#### Brief
Say the number of lines containing the string "Fijos", and say nothing else.

#### Data shown
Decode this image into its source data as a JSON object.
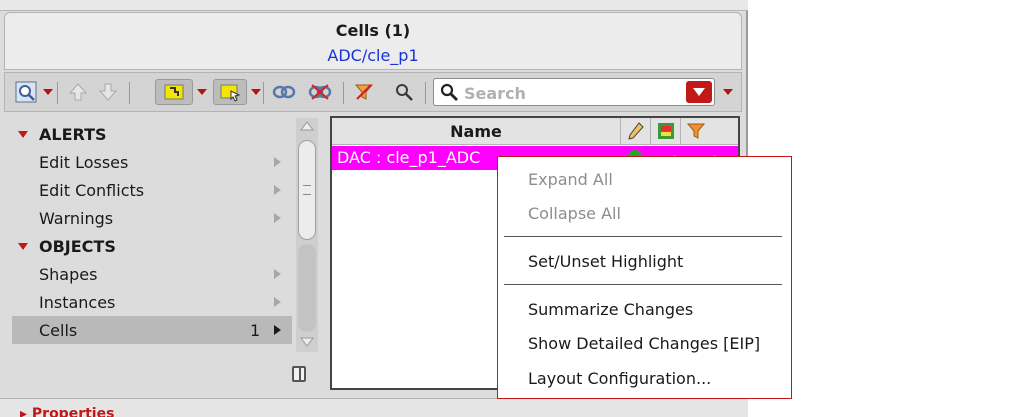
{
  "header": {
    "title": "Cells (1)",
    "path": "ADC/cle_p1"
  },
  "toolbar": {
    "search_placeholder": "Search",
    "icons": [
      "zoom-fit-icon",
      "up-arrow-icon",
      "down-arrow-icon",
      "select-mode-icon",
      "select-box-icon",
      "link-icon",
      "unlink-icon",
      "filter-icon",
      "find-icon",
      "search-icon",
      "dropdown-icon"
    ]
  },
  "tree": {
    "items": [
      {
        "label": "ALERTS",
        "type": "group"
      },
      {
        "label": "Edit Losses",
        "type": "item"
      },
      {
        "label": "Edit Conflicts",
        "type": "item"
      },
      {
        "label": "Warnings",
        "type": "item"
      },
      {
        "label": "OBJECTS",
        "type": "group"
      },
      {
        "label": "Shapes",
        "type": "item"
      },
      {
        "label": "Instances",
        "type": "item"
      },
      {
        "label": "Cells",
        "type": "item",
        "count": "1",
        "selected": true
      }
    ]
  },
  "table": {
    "columns": [
      "Name"
    ],
    "header_icons": [
      "pencil-icon",
      "layer-icon",
      "filter-icon"
    ],
    "rows": [
      {
        "name": "DAC : cle_p1_ADC"
      }
    ]
  },
  "context_menu": {
    "items": [
      {
        "label": "Expand All",
        "enabled": false
      },
      {
        "label": "Collapse All",
        "enabled": false
      },
      {
        "label": "Set/Unset Highlight",
        "enabled": true
      },
      {
        "label": "Summarize Changes",
        "enabled": true
      },
      {
        "label": "Show Detailed Changes [EIP]",
        "enabled": true
      },
      {
        "label": "Layout Configuration...",
        "enabled": true
      }
    ]
  },
  "colors": {
    "accent_red": "#c21818",
    "path_blue": "#1a33d9",
    "highlight_magenta": "#ff00ff"
  }
}
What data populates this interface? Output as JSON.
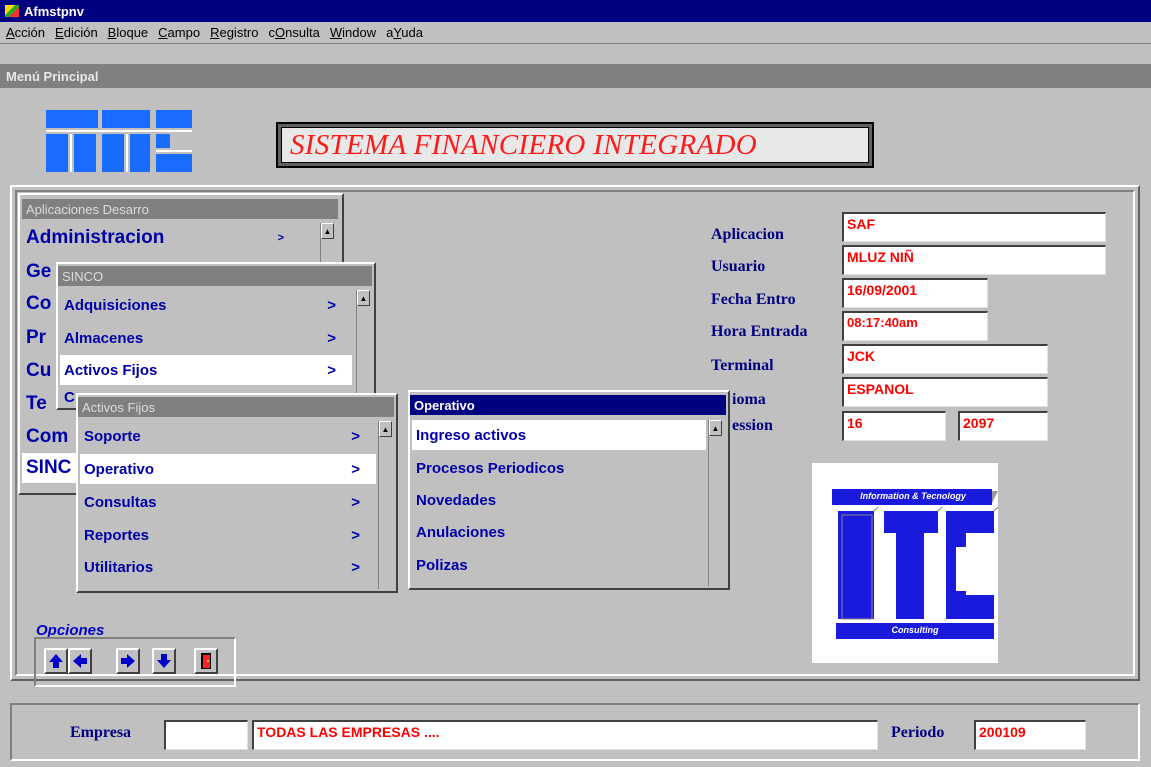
{
  "window": {
    "title": "Afmstpnv",
    "subtitle": "Menú Principal"
  },
  "menubar": [
    {
      "pre": "",
      "ul": "A",
      "post": "cción"
    },
    {
      "pre": "",
      "ul": "E",
      "post": "dición"
    },
    {
      "pre": "",
      "ul": "B",
      "post": "loque"
    },
    {
      "pre": "",
      "ul": "C",
      "post": "ampo"
    },
    {
      "pre": "",
      "ul": "R",
      "post": "egistro"
    },
    {
      "pre": "c",
      "ul": "O",
      "post": "nsulta"
    },
    {
      "pre": "",
      "ul": "W",
      "post": "indow"
    },
    {
      "pre": "a",
      "ul": "Y",
      "post": "uda"
    }
  ],
  "banner": {
    "title": "SISTEMA FINANCIERO INTEGRADO"
  },
  "app_menu": {
    "header": "Aplicaciones Desarro",
    "items": [
      "Administracion",
      "Ge",
      "Co",
      "Pr",
      "Cu",
      "Te",
      "Com",
      "SINC"
    ],
    "arrow": ">"
  },
  "sinco_menu": {
    "header": "SINCO",
    "items": [
      "Adquisiciones",
      "Almacenes",
      "Activos Fijos",
      "C"
    ],
    "arrow": ">"
  },
  "activos_menu": {
    "header": "Activos Fijos",
    "items": [
      "Soporte",
      "Operativo",
      "Consultas",
      "Reportes",
      "Utilitarios"
    ],
    "arrow": ">"
  },
  "operativo_menu": {
    "header": "Operativo",
    "items": [
      "Ingreso activos",
      "Procesos Periodicos",
      "Novedades",
      "Anulaciones",
      "Polizas"
    ]
  },
  "info": {
    "aplicacion_label": "Aplicacion",
    "aplicacion": "SAF",
    "usuario_label": "Usuario",
    "usuario": "MLUZ NIÑ",
    "fecha_label": "Fecha Entro",
    "fecha": "16/09/2001",
    "hora_label": "Hora Entrada",
    "hora": "08:17:40am",
    "terminal_label": "Terminal",
    "terminal": "JCK",
    "idioma_label": "ioma",
    "idioma": "ESPANOL",
    "session_label": "ession",
    "session_a": "16",
    "session_b": "2097"
  },
  "logo_text": {
    "top": "Information & Tecnology",
    "bottom": "Consulting"
  },
  "opciones": {
    "label": "Opciones"
  },
  "bottom": {
    "empresa_label": "Empresa",
    "empresa_code": "",
    "empresa_name": "TODAS LAS EMPRESAS ....",
    "periodo_label": "Periodo",
    "periodo": "200109"
  },
  "colors": {
    "title_bar": "#000080",
    "menu_text": "#0000aa",
    "field_text": "#ff0000",
    "background": "#c0c0c0"
  }
}
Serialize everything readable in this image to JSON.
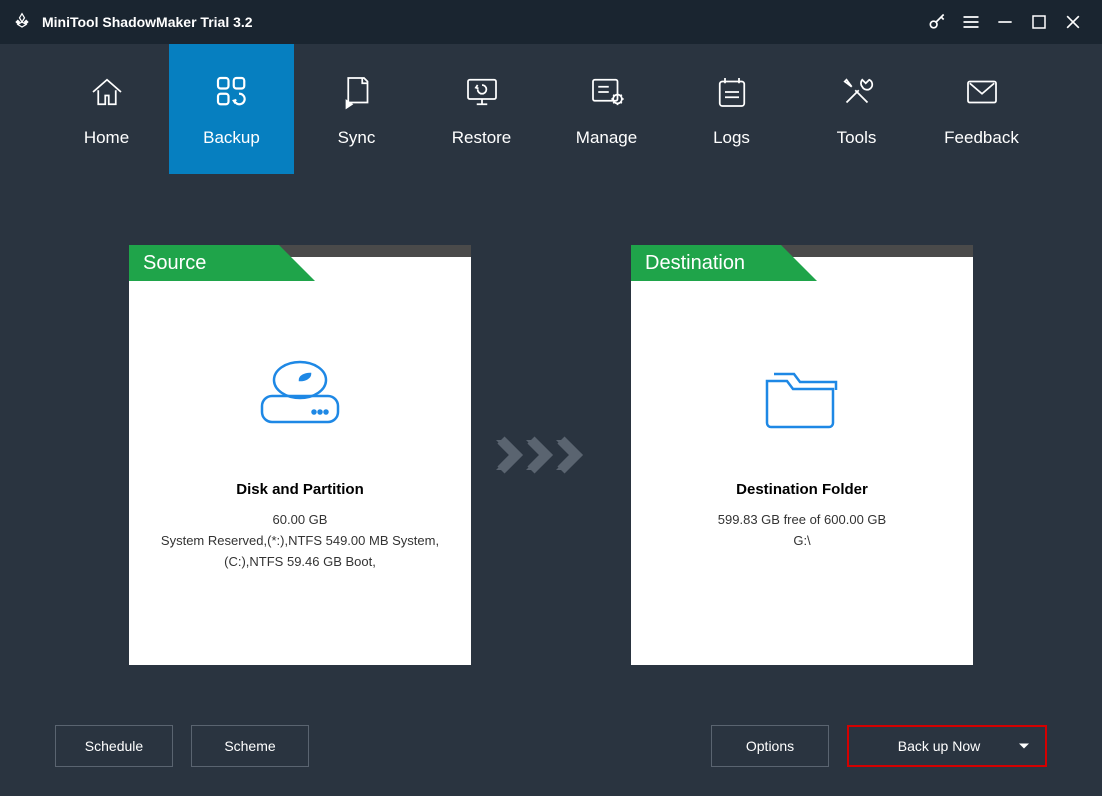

#### Result for this task
2